**Exercise prompt:** Count how many lines hold the word "features" and give that number as the whole answer.

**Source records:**
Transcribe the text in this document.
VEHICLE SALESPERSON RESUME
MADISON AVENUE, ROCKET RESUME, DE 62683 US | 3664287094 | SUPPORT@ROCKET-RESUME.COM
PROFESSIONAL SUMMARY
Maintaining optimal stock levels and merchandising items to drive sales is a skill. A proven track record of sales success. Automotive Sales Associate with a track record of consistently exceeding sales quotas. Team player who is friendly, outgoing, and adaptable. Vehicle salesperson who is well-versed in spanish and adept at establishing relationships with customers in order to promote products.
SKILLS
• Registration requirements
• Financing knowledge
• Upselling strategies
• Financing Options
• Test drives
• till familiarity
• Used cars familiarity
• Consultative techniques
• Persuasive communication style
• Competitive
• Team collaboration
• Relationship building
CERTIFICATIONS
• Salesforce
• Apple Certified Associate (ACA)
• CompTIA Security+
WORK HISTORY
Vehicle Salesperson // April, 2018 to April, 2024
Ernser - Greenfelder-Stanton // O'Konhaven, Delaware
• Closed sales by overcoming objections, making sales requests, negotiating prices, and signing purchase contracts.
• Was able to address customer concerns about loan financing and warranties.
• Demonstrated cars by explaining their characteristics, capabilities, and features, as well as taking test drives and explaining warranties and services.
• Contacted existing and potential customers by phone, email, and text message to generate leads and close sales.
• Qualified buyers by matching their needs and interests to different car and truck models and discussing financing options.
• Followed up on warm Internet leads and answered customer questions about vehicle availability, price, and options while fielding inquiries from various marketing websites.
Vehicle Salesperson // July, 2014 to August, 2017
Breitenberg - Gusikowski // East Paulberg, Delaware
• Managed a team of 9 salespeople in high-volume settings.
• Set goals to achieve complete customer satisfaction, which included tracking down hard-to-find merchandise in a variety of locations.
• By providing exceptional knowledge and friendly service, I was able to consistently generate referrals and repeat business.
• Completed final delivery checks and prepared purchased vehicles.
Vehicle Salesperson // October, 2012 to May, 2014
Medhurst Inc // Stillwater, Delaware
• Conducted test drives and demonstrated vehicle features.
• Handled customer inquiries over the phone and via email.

---

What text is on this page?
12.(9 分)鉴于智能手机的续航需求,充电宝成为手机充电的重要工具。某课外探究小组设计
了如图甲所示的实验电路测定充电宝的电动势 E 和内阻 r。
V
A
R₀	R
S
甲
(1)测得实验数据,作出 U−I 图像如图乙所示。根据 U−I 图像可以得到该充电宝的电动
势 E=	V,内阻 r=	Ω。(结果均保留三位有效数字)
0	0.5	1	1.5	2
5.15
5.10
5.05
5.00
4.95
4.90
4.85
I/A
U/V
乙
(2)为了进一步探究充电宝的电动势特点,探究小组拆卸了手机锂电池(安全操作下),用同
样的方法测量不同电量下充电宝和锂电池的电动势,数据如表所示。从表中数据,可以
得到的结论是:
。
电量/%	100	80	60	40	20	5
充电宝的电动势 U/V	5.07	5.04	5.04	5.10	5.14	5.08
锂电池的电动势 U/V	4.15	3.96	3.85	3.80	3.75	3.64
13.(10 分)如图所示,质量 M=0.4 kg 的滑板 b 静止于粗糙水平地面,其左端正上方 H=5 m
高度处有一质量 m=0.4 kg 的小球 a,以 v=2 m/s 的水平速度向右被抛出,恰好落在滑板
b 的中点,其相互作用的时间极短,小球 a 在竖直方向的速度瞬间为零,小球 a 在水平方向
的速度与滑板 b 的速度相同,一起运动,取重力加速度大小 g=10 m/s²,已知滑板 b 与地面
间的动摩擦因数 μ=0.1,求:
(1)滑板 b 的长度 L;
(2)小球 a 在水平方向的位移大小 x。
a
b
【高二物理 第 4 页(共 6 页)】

**Completed exercise:** 2